▸ Objective: In the listing that follows, how many lines contain the string "vertex"? Provide only the number.
===== Input records =====
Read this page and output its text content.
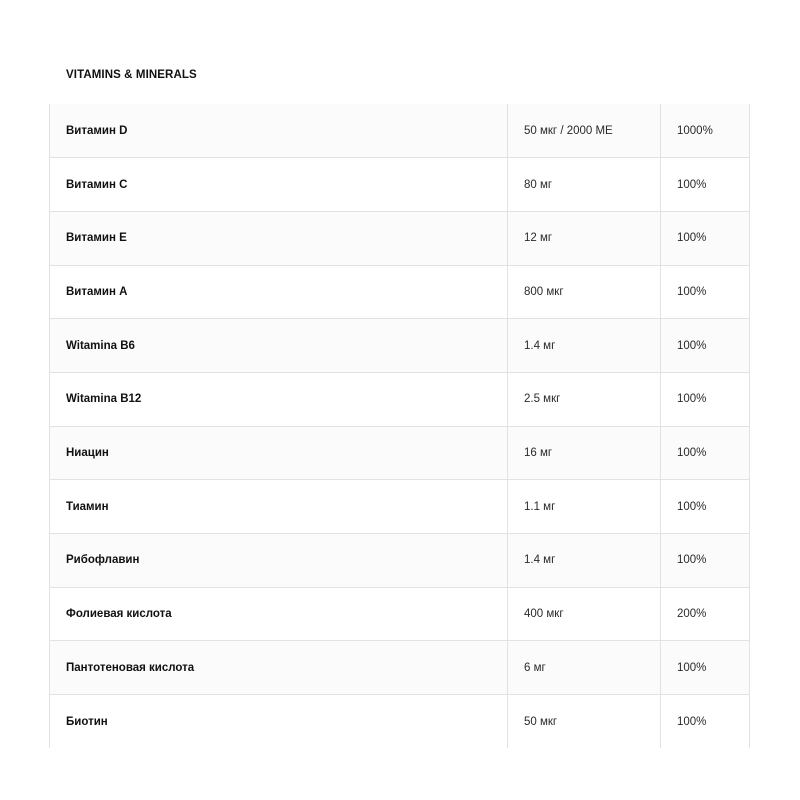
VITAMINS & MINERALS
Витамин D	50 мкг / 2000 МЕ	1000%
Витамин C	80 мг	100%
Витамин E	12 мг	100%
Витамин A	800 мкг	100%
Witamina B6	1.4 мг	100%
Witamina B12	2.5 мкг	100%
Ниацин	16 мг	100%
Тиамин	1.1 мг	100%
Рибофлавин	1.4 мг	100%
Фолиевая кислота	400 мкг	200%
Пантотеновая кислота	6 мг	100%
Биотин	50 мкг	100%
=====
===== Input records =====
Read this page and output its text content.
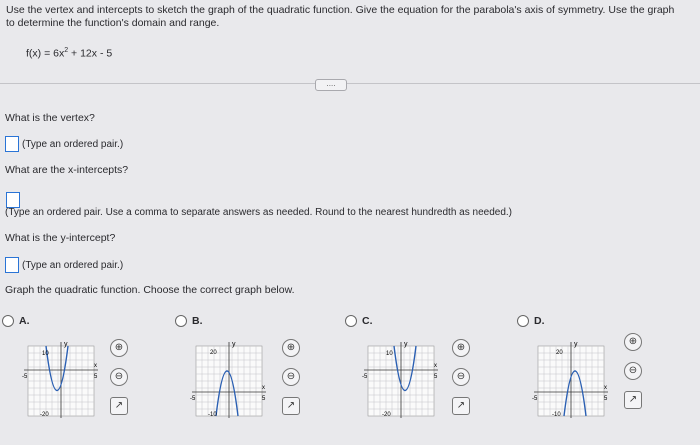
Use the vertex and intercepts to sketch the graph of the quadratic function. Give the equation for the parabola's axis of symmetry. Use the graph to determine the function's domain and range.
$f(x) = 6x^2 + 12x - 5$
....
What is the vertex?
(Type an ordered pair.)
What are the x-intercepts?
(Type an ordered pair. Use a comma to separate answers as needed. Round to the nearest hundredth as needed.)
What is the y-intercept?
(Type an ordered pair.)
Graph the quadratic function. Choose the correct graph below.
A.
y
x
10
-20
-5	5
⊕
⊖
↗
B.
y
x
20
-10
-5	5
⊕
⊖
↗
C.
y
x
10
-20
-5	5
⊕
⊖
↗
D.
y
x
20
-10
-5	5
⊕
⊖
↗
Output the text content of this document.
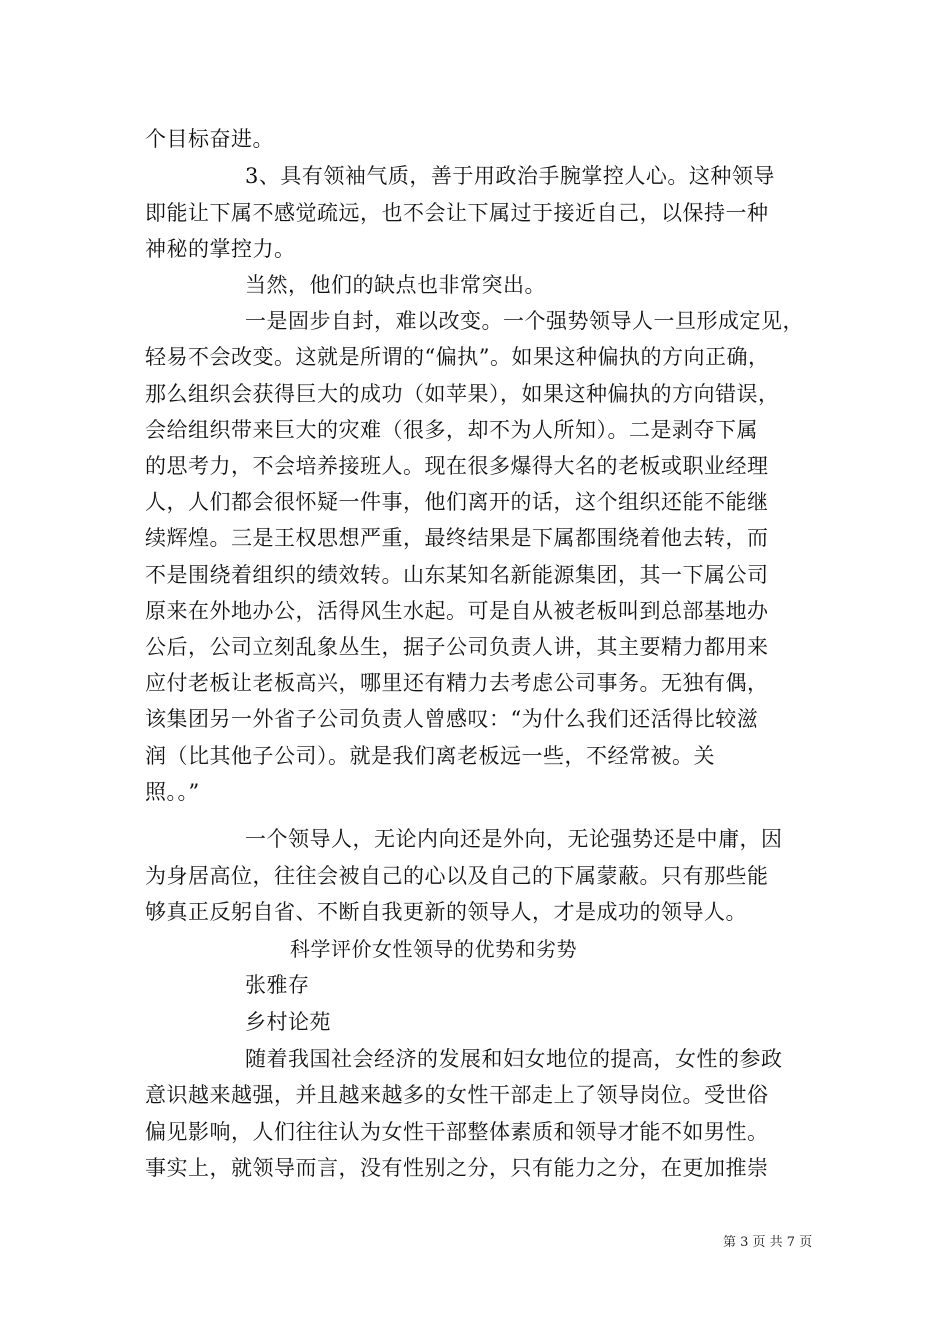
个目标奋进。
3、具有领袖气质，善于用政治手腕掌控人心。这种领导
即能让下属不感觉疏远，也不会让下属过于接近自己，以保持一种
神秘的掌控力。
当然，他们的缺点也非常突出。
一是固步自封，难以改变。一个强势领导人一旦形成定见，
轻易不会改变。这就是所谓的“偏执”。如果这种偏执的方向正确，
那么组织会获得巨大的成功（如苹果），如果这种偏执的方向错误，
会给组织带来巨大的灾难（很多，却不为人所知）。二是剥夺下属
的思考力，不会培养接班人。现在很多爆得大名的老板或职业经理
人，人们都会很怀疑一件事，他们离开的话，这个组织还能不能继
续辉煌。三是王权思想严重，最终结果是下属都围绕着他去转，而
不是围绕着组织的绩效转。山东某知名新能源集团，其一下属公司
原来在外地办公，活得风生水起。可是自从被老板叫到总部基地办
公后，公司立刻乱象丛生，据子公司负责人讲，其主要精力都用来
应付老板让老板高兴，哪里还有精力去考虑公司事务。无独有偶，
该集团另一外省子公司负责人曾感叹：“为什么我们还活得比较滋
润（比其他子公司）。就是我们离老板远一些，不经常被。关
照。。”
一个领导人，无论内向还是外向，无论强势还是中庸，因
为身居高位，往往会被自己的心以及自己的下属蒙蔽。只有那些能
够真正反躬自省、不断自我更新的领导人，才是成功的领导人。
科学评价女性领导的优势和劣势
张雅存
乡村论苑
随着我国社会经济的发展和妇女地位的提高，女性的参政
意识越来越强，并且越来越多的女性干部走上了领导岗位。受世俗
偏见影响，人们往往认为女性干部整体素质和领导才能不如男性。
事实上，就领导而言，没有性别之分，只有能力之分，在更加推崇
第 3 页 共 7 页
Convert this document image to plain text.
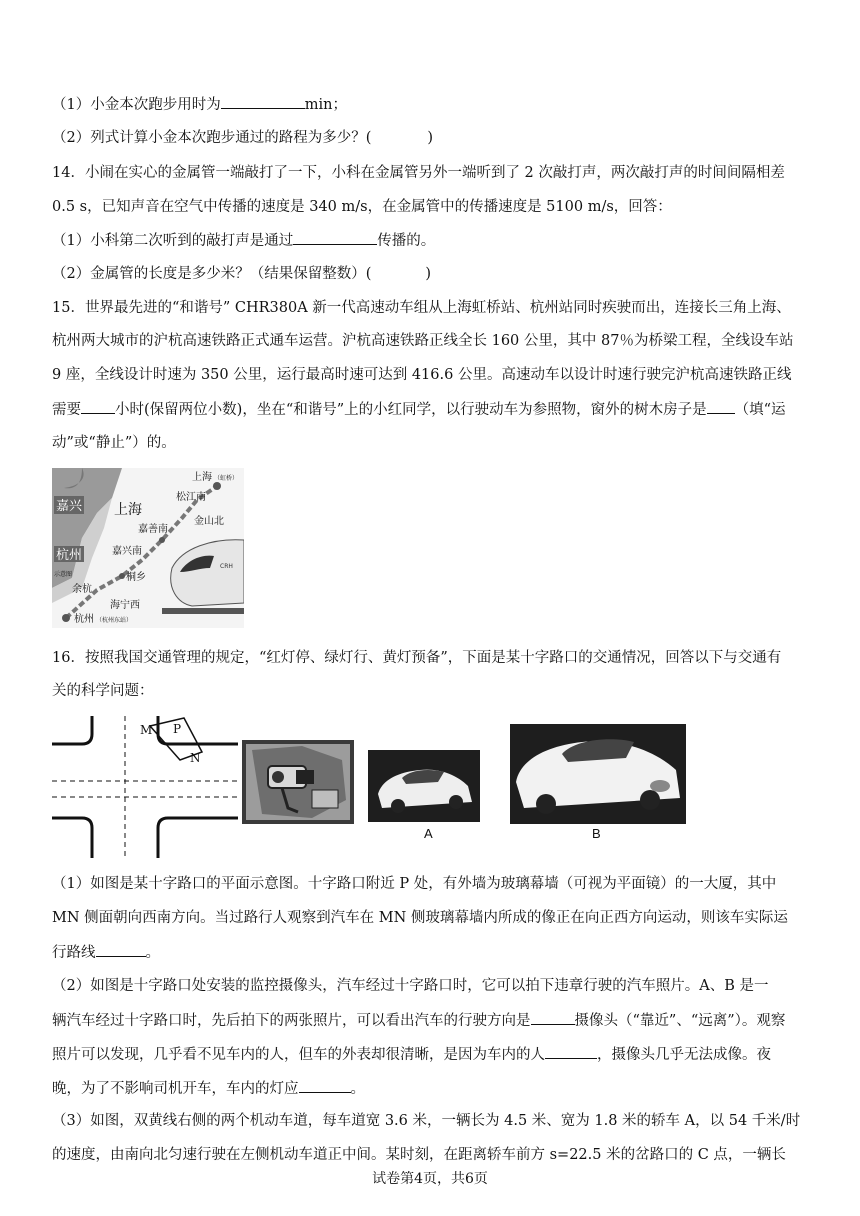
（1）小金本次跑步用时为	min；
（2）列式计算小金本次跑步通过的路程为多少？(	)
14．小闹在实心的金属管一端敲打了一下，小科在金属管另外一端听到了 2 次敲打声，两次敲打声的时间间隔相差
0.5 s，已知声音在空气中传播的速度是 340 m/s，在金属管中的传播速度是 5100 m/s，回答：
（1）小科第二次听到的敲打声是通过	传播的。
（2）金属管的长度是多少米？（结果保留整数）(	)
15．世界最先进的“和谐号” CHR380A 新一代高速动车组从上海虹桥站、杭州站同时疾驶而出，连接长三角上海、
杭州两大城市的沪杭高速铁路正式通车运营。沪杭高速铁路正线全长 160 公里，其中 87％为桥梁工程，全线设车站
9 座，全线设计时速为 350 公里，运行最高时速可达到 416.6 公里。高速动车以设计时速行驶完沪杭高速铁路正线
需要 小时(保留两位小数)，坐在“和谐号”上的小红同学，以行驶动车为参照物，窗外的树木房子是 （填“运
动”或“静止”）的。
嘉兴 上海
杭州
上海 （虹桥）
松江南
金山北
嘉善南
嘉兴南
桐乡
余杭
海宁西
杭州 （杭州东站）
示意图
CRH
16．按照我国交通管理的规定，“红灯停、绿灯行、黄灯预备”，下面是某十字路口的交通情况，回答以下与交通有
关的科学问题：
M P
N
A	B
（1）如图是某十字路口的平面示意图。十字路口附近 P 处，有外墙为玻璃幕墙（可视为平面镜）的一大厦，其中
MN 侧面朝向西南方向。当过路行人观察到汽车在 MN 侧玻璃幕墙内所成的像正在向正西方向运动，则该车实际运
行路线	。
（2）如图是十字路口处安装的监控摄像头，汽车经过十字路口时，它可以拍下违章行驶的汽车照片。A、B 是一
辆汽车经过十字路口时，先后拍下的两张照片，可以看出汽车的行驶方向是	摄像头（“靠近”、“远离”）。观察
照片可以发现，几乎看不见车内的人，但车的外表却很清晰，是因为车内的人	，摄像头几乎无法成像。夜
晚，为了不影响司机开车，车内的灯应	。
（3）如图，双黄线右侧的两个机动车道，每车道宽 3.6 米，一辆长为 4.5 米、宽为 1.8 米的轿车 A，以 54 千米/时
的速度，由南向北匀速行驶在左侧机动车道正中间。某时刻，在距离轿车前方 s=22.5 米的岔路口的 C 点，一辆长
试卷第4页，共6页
=====
===== Input records =====
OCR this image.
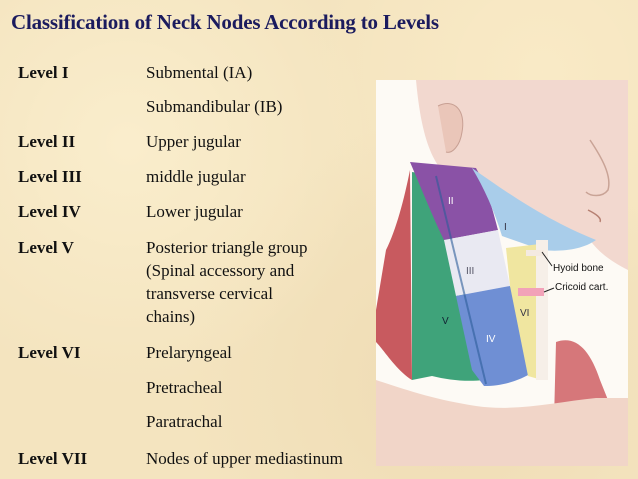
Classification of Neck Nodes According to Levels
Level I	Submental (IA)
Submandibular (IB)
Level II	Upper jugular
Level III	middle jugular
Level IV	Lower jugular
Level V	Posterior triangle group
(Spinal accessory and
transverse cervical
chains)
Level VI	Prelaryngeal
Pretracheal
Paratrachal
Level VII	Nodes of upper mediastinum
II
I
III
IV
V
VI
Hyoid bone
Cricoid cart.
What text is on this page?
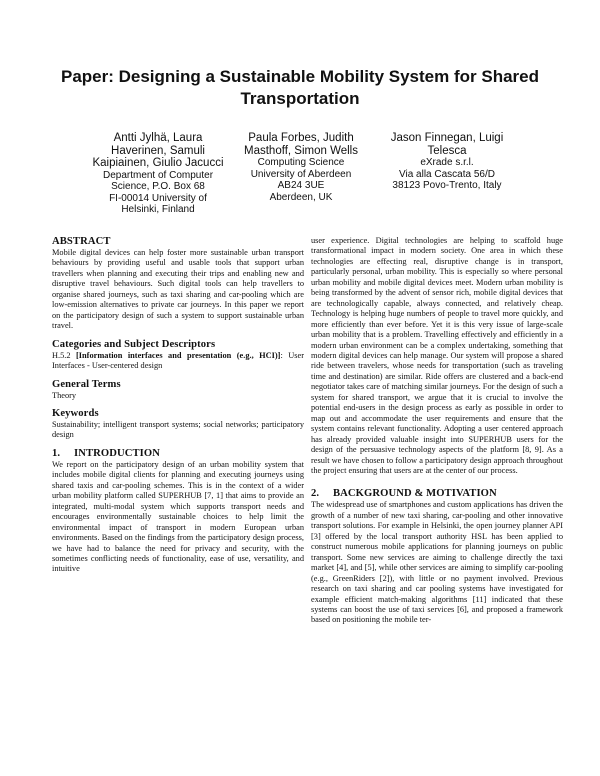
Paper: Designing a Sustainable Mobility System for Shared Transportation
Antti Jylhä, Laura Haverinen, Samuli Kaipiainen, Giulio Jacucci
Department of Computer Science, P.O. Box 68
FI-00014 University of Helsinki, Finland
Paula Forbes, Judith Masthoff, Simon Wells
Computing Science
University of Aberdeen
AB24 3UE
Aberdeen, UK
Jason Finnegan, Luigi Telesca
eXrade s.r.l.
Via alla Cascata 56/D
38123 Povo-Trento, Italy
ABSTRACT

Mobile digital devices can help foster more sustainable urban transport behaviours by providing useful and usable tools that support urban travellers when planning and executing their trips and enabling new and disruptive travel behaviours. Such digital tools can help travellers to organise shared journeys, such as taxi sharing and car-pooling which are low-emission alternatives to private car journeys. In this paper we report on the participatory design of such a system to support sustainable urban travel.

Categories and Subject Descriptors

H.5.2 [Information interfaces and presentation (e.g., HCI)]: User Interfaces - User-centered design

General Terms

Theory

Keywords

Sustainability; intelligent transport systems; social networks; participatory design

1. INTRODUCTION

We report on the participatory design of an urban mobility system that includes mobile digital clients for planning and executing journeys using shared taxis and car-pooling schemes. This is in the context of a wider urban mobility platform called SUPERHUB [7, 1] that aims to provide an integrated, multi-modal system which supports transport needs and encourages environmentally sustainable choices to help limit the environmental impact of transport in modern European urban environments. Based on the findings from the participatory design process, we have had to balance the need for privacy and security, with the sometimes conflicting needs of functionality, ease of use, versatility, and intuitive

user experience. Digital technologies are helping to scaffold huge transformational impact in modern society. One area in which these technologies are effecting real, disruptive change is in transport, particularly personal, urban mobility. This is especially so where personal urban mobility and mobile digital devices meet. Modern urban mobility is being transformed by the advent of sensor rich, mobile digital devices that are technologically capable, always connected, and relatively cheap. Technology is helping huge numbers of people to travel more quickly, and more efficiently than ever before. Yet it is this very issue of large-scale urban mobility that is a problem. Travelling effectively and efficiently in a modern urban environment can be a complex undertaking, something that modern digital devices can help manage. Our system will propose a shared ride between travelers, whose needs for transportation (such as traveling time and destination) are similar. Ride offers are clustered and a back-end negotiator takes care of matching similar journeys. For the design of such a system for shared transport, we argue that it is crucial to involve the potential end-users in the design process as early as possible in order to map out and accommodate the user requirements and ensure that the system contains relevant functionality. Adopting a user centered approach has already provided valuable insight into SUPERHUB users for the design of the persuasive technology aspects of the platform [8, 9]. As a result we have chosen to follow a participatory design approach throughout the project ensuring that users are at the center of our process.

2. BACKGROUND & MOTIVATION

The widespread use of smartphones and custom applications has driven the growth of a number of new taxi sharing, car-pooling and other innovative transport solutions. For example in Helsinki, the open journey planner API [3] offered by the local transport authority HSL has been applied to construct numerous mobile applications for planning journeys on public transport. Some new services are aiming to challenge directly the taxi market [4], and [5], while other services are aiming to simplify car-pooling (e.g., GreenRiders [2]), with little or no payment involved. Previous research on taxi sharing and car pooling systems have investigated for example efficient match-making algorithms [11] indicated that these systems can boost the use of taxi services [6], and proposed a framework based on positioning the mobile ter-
=====
▸ Task solution: 2